## PASSAGE TO READ
UBS £1.3bn rogue trade: have we learnt nothing?
Bankers need the latest rogue trading scandal ‘like a hole in the head’
THE ARREST this morning of a suspected rogue trader, Kweku Adoboli, at the London offices of Swiss banking giant UBS has shocked the City. It is understood UBS has taken a £1.3bn hit – bigger than that famously suffered by Barings in 1995 when Nick Leeson blew £827m. It could spell the end for the troubled Swiss bank – and it's also bad timing for bankers reeling at the proposed reforms in the Vickers Report.
A boost for ring-fencing
The news will have bank bosses reaching for the hard stuff, says Jonathan Sibun in the Daily Telegraph. "If ever there was an advertisement for splitting retail banks from investment banks, here it is. Looking for an example of casino banking? Voila!"
Politicians from Vince Cable to Ed Balls will jump on the story to reinforce the Independent Commission on Banking recommendations that retail banks should be ring-fenced from investment banks, writes Sibun. With UK banking chiefs due to meet with George Osborne to argue their case and keep politicians from rushing through any changes, "this episode will help them like a hole in the head".

## GIVEN DATA
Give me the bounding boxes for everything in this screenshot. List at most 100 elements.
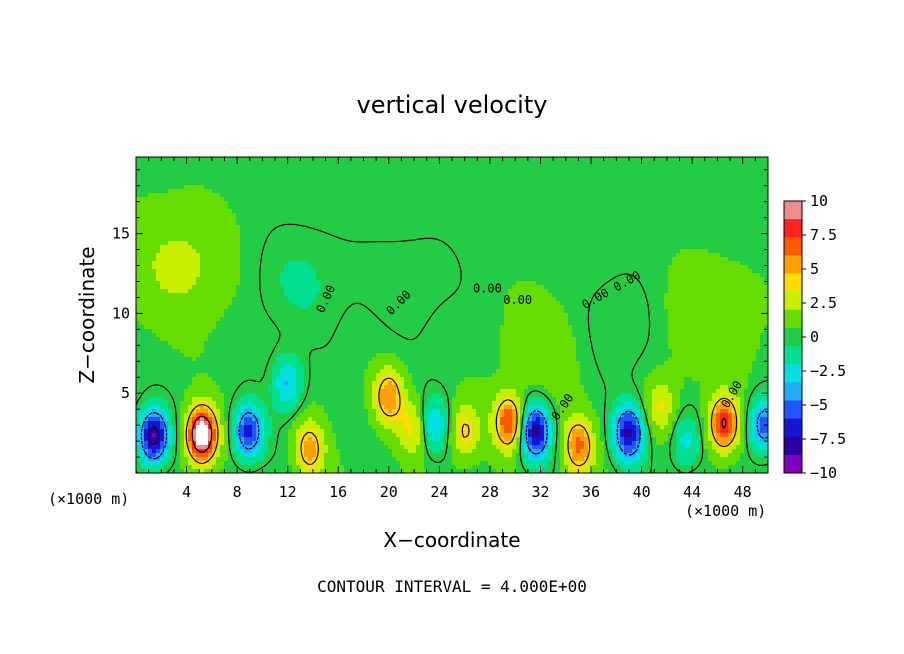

## REQUIREMENTS
Please continue the article on the UBS rogue trading loss, picking up after its final paragraph.

## RESULT
The end of UBS
And it could be the end of UBS, says the Evening Standard. The losses racked up by a rogue trader "could prove to be the catalyst for the Swiss regulator to close down the loss-making, gaffe-prone investment bank".
Huge losses sparked by the sub-prime crisis shocked UBS shareholders, angered the Swiss public and triggered an identity crisis for the bank when they first became public in 2007. Since then, the bank has "hobbled along", drawing on its huge reserves of loyalty built up as an investment bank. "But the rogue trading loss proves that UBS has learnt nothing from the crisis, one of the central lessons of which should have been that risk management remains at the heart of any investment bank."
Proof that OTC trading is risky
So, where were the risk managers, ask Philip Stafford and Jeremy Grant in the Financial Times. UBS's announcement "threw up more questions than answers". And they were awkward questions too. UBS claims it cannot even identify the area in which the rogue trades were made and it seems that senior management were unaware of the issue until recently, despite daily risk management meetings.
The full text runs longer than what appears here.